Exercise description: Repeat every entry word for word, skipping the pictures.
##### Material supplied
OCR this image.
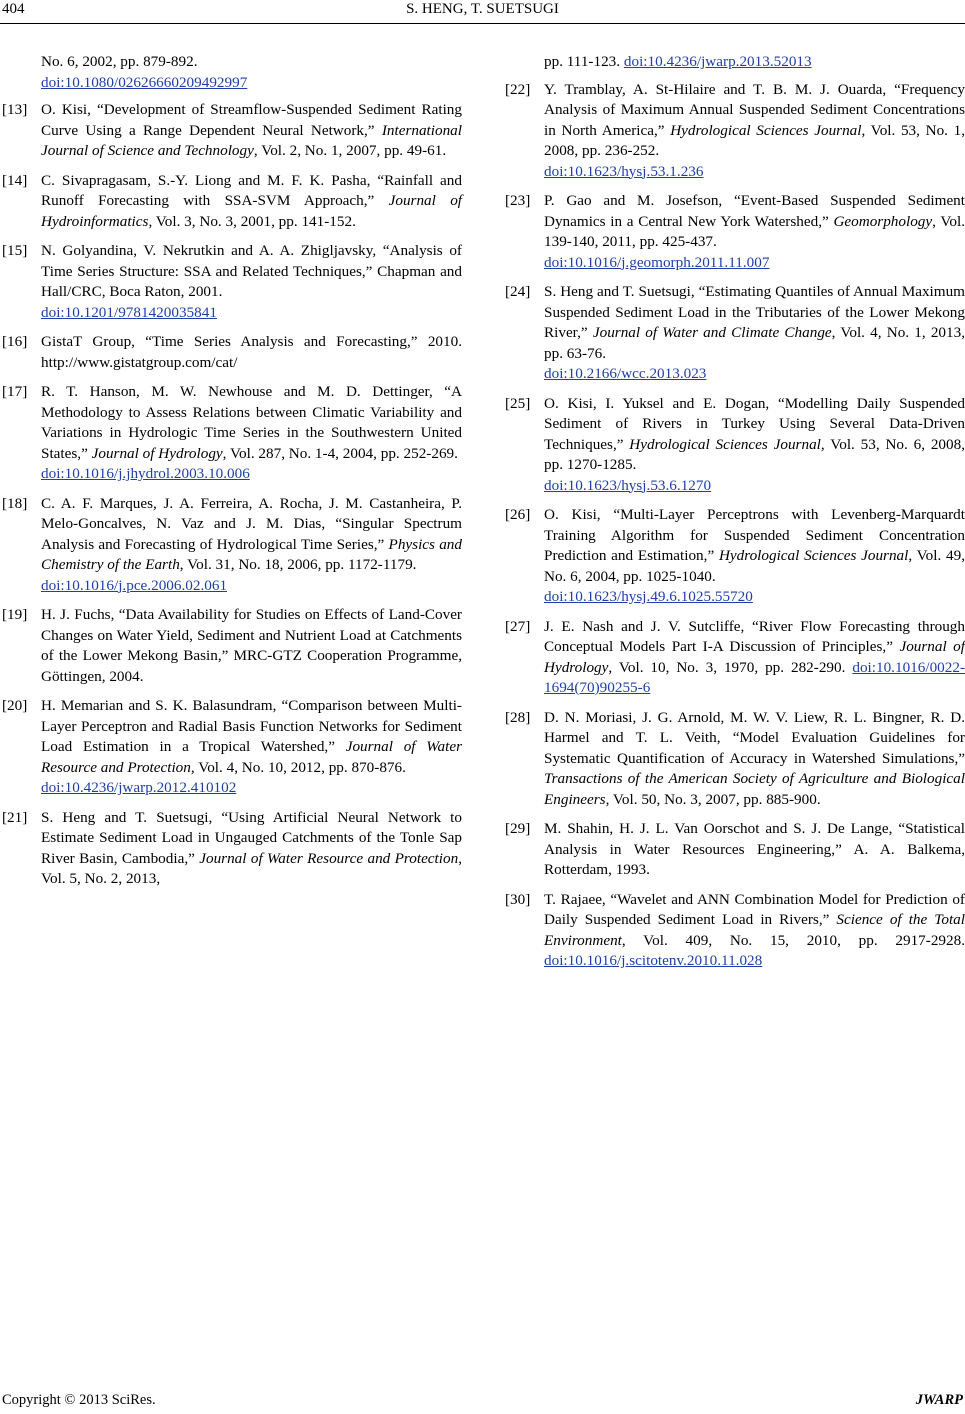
404	S. HENG, T. SUETSUGI
No. 6, 2002, pp. 879-892.
doi:10.1080/02626660209492997
[13] O. Kisi, “Development of Streamflow-Suspended Sediment Rating Curve Using a Range Dependent Neural Network,” International Journal of Science and Technology, Vol. 2, No. 1, 2007, pp. 49-61.
[14] C. Sivapragasam, S.-Y. Liong and M. F. K. Pasha, “Rainfall and Runoff Forecasting with SSA-SVM Approach,” Journal of Hydroinformatics, Vol. 3, No. 3, 2001, pp. 141-152.
[15] N. Golyandina, V. Nekrutkin and A. A. Zhigljavsky, “Analysis of Time Series Structure: SSA and Related Techniques,” Chapman and Hall/CRC, Boca Raton, 2001.
doi:10.1201/9781420035841
[16] GistaT Group, “Time Series Analysis and Forecasting,” 2010. http://www.gistatgroup.com/cat/
[17] R. T. Hanson, M. W. Newhouse and M. D. Dettinger, “A Methodology to Assess Relations between Climatic Variability and Variations in Hydrologic Time Series in the Southwestern United States,” Journal of Hydrology, Vol. 287, No. 1-4, 2004, pp. 252-269.
doi:10.1016/j.jhydrol.2003.10.006
[18] C. A. F. Marques, J. A. Ferreira, A. Rocha, J. M. Castanheira, P. Melo-Goncalves, N. Vaz and J. M. Dias, “Singular Spectrum Analysis and Forecasting of Hydrological Time Series,” Physics and Chemistry of the Earth, Vol. 31, No. 18, 2006, pp. 1172-1179.
doi:10.1016/j.pce.2006.02.061
[19] H. J. Fuchs, “Data Availability for Studies on Effects of Land-Cover Changes on Water Yield, Sediment and Nutrient Load at Catchments of the Lower Mekong Basin,” MRC-GTZ Cooperation Programme, Göttingen, 2004.
[20] H. Memarian and S. K. Balasundram, “Comparison between Multi-Layer Perceptron and Radial Basis Function Networks for Sediment Load Estimation in a Tropical Watershed,” Journal of Water Resource and Protection, Vol. 4, No. 10, 2012, pp. 870-876.
doi:10.4236/jwarp.2012.410102
[21] S. Heng and T. Suetsugi, “Using Artificial Neural Network to Estimate Sediment Load in Ungauged Catchments of the Tonle Sap River Basin, Cambodia,” Journal of Water Resource and Protection, Vol. 5, No. 2, 2013,
pp. 111-123. doi:10.4236/jwarp.2013.52013
[22] Y. Tramblay, A. St-Hilaire and T. B. M. J. Ouarda, “Frequency Analysis of Maximum Annual Suspended Sediment Concentrations in North America,” Hydrological Sciences Journal, Vol. 53, No. 1, 2008, pp. 236-252.
doi:10.1623/hysj.53.1.236
[23] P. Gao and M. Josefson, “Event-Based Suspended Sediment Dynamics in a Central New York Watershed,” Geomorphology, Vol. 139-140, 2011, pp. 425-437.
doi:10.1016/j.geomorph.2011.11.007
[24] S. Heng and T. Suetsugi, “Estimating Quantiles of Annual Maximum Suspended Sediment Load in the Tributaries of the Lower Mekong River,” Journal of Water and Climate Change, Vol. 4, No. 1, 2013, pp. 63-76.
doi:10.2166/wcc.2013.023
[25] O. Kisi, I. Yuksel and E. Dogan, “Modelling Daily Suspended Sediment of Rivers in Turkey Using Several Data-Driven Techniques,” Hydrological Sciences Journal, Vol. 53, No. 6, 2008, pp. 1270-1285.
doi:10.1623/hysj.53.6.1270
[26] O. Kisi, “Multi-Layer Perceptrons with Levenberg-Marquardt Training Algorithm for Suspended Sediment Concentration Prediction and Estimation,” Hydrological Sciences Journal, Vol. 49, No. 6, 2004, pp. 1025-1040.
doi:10.1623/hysj.49.6.1025.55720
[27] J. E. Nash and J. V. Sutcliffe, “River Flow Forecasting through Conceptual Models Part I-A Discussion of Principles,” Journal of Hydrology, Vol. 10, No. 3, 1970, pp. 282-290. doi:10.1016/0022-1694(70)90255-6
[28] D. N. Moriasi, J. G. Arnold, M. W. V. Liew, R. L. Bingner, R. D. Harmel and T. L. Veith, “Model Evaluation Guidelines for Systematic Quantification of Accuracy in Watershed Simulations,” Transactions of the American Society of Agriculture and Biological Engineers, Vol. 50, No. 3, 2007, pp. 885-900.
[29] M. Shahin, H. J. L. Van Oorschot and S. J. De Lange, “Statistical Analysis in Water Resources Engineering,” A. A. Balkema, Rotterdam, 1993.
[30] T. Rajaee, “Wavelet and ANN Combination Model for Prediction of Daily Suspended Sediment Load in Rivers,” Science of the Total Environment, Vol. 409, No. 15, 2010, pp. 2917-2928. doi:10.1016/j.scitotenv.2010.11.028
Copyright © 2013 SciRes.	JWARP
##########
Complete output:
OCR this image.
404	S. HENG, T. SUETSUGI
No. 6, 2002, pp. 879-892.
doi:10.1080/02626660209492997
[13] O. Kisi, “Development of Streamflow-Suspended Sediment Rating Curve Using a Range Dependent Neural Network,” International Journal of Science and Technology, Vol. 2, No. 1, 2007, pp. 49-61.
[14] C. Sivapragasam, S.-Y. Liong and M. F. K. Pasha, “Rainfall and Runoff Forecasting with SSA-SVM Approach,” Journal of Hydroinformatics, Vol. 3, No. 3, 2001, pp. 141-152.
[15] N. Golyandina, V. Nekrutkin and A. A. Zhigljavsky, “Analysis of Time Series Structure: SSA and Related Techniques,” Chapman and Hall/CRC, Boca Raton, 2001.
doi:10.1201/9781420035841
[16] GistaT Group, “Time Series Analysis and Forecasting,” 2010. http://www.gistatgroup.com/cat/
[17] R. T. Hanson, M. W. Newhouse and M. D. Dettinger, “A Methodology to Assess Relations between Climatic Variability and Variations in Hydrologic Time Series in the Southwestern United States,” Journal of Hydrology, Vol. 287, No. 1-4, 2004, pp. 252-269.
doi:10.1016/j.jhydrol.2003.10.006
[18] C. A. F. Marques, J. A. Ferreira, A. Rocha, J. M. Castanheira, P. Melo-Goncalves, N. Vaz and J. M. Dias, “Singular Spectrum Analysis and Forecasting of Hydrological Time Series,” Physics and Chemistry of the Earth, Vol. 31, No. 18, 2006, pp. 1172-1179.
doi:10.1016/j.pce.2006.02.061
[19] H. J. Fuchs, “Data Availability for Studies on Effects of Land-Cover Changes on Water Yield, Sediment and Nutrient Load at Catchments of the Lower Mekong Basin,” MRC-GTZ Cooperation Programme, Göttingen, 2004.
[20] H. Memarian and S. K. Balasundram, “Comparison between Multi-Layer Perceptron and Radial Basis Function Networks for Sediment Load Estimation in a Tropical Watershed,” Journal of Water Resource and Protection, Vol. 4, No. 10, 2012, pp. 870-876.
doi:10.4236/jwarp.2012.410102
[21] S. Heng and T. Suetsugi, “Using Artificial Neural Network to Estimate Sediment Load in Ungauged Catchments of the Tonle Sap River Basin, Cambodia,” Journal of Water Resource and Protection, Vol. 5, No. 2, 2013,
pp. 111-123. doi:10.4236/jwarp.2013.52013
[22] Y. Tramblay, A. St-Hilaire and T. B. M. J. Ouarda, “Frequency Analysis of Maximum Annual Suspended Sediment Concentrations in North America,” Hydrological Sciences Journal, Vol. 53, No. 1, 2008, pp. 236-252.
doi:10.1623/hysj.53.1.236
[23] P. Gao and M. Josefson, “Event-Based Suspended Sediment Dynamics in a Central New York Watershed,” Geomorphology, Vol. 139-140, 2011, pp. 425-437.
doi:10.1016/j.geomorph.2011.11.007
[24] S. Heng and T. Suetsugi, “Estimating Quantiles of Annual Maximum Suspended Sediment Load in the Tributaries of the Lower Mekong River,” Journal of Water and Climate Change, Vol. 4, No. 1, 2013, pp. 63-76.
doi:10.2166/wcc.2013.023
[25] O. Kisi, I. Yuksel and E. Dogan, “Modelling Daily Suspended Sediment of Rivers in Turkey Using Several Data-Driven Techniques,” Hydrological Sciences Journal, Vol. 53, No. 6, 2008, pp. 1270-1285.
doi:10.1623/hysj.53.6.1270
[26] O. Kisi, “Multi-Layer Perceptrons with Levenberg-Marquardt Training Algorithm for Suspended Sediment Concentration Prediction and Estimation,” Hydrological Sciences Journal, Vol. 49, No. 6, 2004, pp. 1025-1040.
doi:10.1623/hysj.49.6.1025.55720
[27] J. E. Nash and J. V. Sutcliffe, “River Flow Forecasting through Conceptual Models Part I-A Discussion of Principles,” Journal of Hydrology, Vol. 10, No. 3, 1970, pp. 282-290. doi:10.1016/0022-1694(70)90255-6
[28] D. N. Moriasi, J. G. Arnold, M. W. V. Liew, R. L. Bingner, R. D. Harmel and T. L. Veith, “Model Evaluation Guidelines for Systematic Quantification of Accuracy in Watershed Simulations,” Transactions of the American Society of Agriculture and Biological Engineers, Vol. 50, No. 3, 2007, pp. 885-900.
[29] M. Shahin, H. J. L. Van Oorschot and S. J. De Lange, “Statistical Analysis in Water Resources Engineering,” A. A. Balkema, Rotterdam, 1993.
[30] T. Rajaee, “Wavelet and ANN Combination Model for Prediction of Daily Suspended Sediment Load in Rivers,” Science of the Total Environment, Vol. 409, No. 15, 2010, pp. 2917-2928. doi:10.1016/j.scitotenv.2010.11.028
Copyright © 2013 SciRes.	JWARP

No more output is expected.